◆ **GIVEN TASK**
Return each line of the data below exactly, omitting any pictures.

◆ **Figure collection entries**

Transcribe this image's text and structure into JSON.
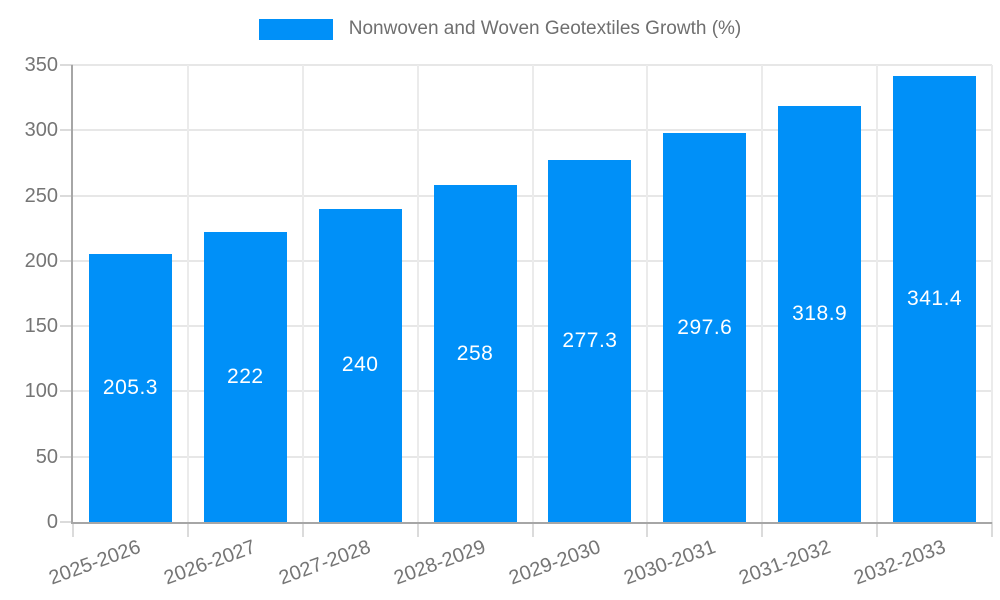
{
  "legend": {
    "label": "Nonwoven and Woven Geotextiles Growth (%)"
  },
  "chart_data": {
    "type": "bar",
    "title": "Nonwoven and Woven Geotextiles Growth (%)",
    "categories": [
      "2025-2026",
      "2026-2027",
      "2027-2028",
      "2028-2029",
      "2029-2030",
      "2030-2031",
      "2031-2032",
      "2032-2033"
    ],
    "values": [
      205.3,
      222,
      240,
      258,
      277.3,
      297.6,
      318.9,
      341.4
    ],
    "xlabel": "",
    "ylabel": "",
    "ylim": [
      0,
      350
    ],
    "yticks": [
      0,
      50,
      100,
      150,
      200,
      250,
      300,
      350
    ],
    "grid": true,
    "legend_position": "top",
    "colors": {
      "bar": "#0090F8",
      "bar_label": "#FFFFFF",
      "grid_h": "#E7E7E7",
      "grid_v": "#EBEBEB",
      "axis": "#A6A6A6",
      "tick": "#DBDBDB",
      "tick_label": "#757575",
      "background": "#FFFFFF"
    }
  }
}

◆ **FINAL RESULT**
Transcribe this image's text and structure into JSON.
{
  "legend": {
    "label": "Nonwoven and Woven Geotextiles Growth (%)"
  },
  "chart_data": {
    "type": "bar",
    "title": "Nonwoven and Woven Geotextiles Growth (%)",
    "categories": [
      "2025-2026",
      "2026-2027",
      "2027-2028",
      "2028-2029",
      "2029-2030",
      "2030-2031",
      "2031-2032",
      "2032-2033"
    ],
    "values": [
      205.3,
      222,
      240,
      258,
      277.3,
      297.6,
      318.9,
      341.4
    ],
    "xlabel": "",
    "ylabel": "",
    "ylim": [
      0,
      350
    ],
    "yticks": [
      0,
      50,
      100,
      150,
      200,
      250,
      300,
      350
    ],
    "grid": true,
    "legend_position": "top",
    "colors": {
      "bar": "#0090F8",
      "bar_label": "#FFFFFF",
      "grid_h": "#E7E7E7",
      "grid_v": "#EBEBEB",
      "axis": "#A6A6A6",
      "tick": "#DBDBDB",
      "tick_label": "#757575",
      "background": "#FFFFFF"
    }
  }
}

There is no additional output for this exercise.